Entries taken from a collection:
>>>>

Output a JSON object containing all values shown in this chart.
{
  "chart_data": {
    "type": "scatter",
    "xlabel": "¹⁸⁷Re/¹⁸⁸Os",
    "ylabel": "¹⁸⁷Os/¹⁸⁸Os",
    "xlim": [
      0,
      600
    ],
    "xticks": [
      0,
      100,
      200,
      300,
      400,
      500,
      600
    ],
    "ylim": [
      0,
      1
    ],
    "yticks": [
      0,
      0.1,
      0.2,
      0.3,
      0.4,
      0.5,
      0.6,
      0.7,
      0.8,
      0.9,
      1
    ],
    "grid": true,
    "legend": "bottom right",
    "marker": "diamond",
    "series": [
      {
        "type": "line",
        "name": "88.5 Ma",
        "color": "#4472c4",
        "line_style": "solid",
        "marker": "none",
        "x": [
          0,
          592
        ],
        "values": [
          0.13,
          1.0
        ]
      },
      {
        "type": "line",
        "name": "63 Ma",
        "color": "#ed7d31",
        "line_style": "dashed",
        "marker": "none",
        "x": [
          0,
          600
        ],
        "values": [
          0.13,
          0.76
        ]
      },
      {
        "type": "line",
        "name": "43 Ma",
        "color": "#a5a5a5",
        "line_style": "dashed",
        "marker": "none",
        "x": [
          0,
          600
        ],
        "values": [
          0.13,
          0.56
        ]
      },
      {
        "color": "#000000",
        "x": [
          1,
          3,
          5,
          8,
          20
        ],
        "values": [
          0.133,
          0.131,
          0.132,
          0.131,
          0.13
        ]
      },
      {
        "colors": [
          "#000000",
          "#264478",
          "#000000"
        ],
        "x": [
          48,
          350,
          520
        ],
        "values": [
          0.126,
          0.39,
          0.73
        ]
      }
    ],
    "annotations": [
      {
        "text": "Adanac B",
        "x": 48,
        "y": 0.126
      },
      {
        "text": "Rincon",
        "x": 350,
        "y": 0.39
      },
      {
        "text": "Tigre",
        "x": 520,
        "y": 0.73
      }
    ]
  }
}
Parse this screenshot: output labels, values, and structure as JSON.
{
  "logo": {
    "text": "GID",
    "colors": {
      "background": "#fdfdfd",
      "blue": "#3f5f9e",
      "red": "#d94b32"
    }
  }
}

<<<<

**EXERCISE BRIEF:**
Each record must be repeated exactly as it is.

**FINAL RESULT:**
Output a JSON object containing all values shown in this chart.
{
  "chart_data": {
    "type": "scatter",
    "xlabel": "¹⁸⁷Re/¹⁸⁸Os",
    "ylabel": "¹⁸⁷Os/¹⁸⁸Os",
    "xlim": [
      0,
      600
    ],
    "xticks": [
      0,
      100,
      200,
      300,
      400,
      500,
      600
    ],
    "ylim": [
      0,
      1
    ],
    "yticks": [
      0,
      0.1,
      0.2,
      0.3,
      0.4,
      0.5,
      0.6,
      0.7,
      0.8,
      0.9,
      1
    ],
    "grid": true,
    "legend": "bottom right",
    "marker": "diamond",
    "series": [
      {
        "type": "line",
        "name": "88.5 Ma",
        "color": "#4472c4",
        "line_style": "solid",
        "marker": "none",
        "x": [
          0,
          592
        ],
        "values": [
          0.13,
          1.0
        ]
      },
      {
        "type": "line",
        "name": "63 Ma",
        "color": "#ed7d31",
        "line_style": "dashed",
        "marker": "none",
        "x": [
          0,
          600
        ],
        "values": [
          0.13,
          0.76
        ]
      },
      {
        "type": "line",
        "name": "43 Ma",
        "color": "#a5a5a5",
        "line_style": "dashed",
        "marker": "none",
        "x": [
          0,
          600
        ],
        "values": [
          0.13,
          0.56
        ]
      },
      {
        "color": "#000000",
        "x": [
          1,
          3,
          5,
          8,
          20
        ],
        "values": [
          0.133,
          0.131,
          0.132,
          0.131,
          0.13
        ]
      },
      {
        "colors": [
          "#000000",
          "#264478",
          "#000000"
        ],
        "x": [
          48,
          350,
          520
        ],
        "values": [
          0.126,
          0.39,
          0.73
        ]
      }
    ],
    "annotations": [
      {
        "text": "Adanac B",
        "x": 48,
        "y": 0.126
      },
      {
        "text": "Rincon",
        "x": 350,
        "y": 0.39
      },
      {
        "text": "Tigre",
        "x": 520,
        "y": 0.73
      }
    ]
  }
}
Parse this screenshot: output labels, values, and structure as JSON.
{
  "logo": {
    "text": "GID",
    "colors": {
      "background": "#fdfdfd",
      "blue": "#3f5f9e",
      "red": "#d94b32"
    }
  }
}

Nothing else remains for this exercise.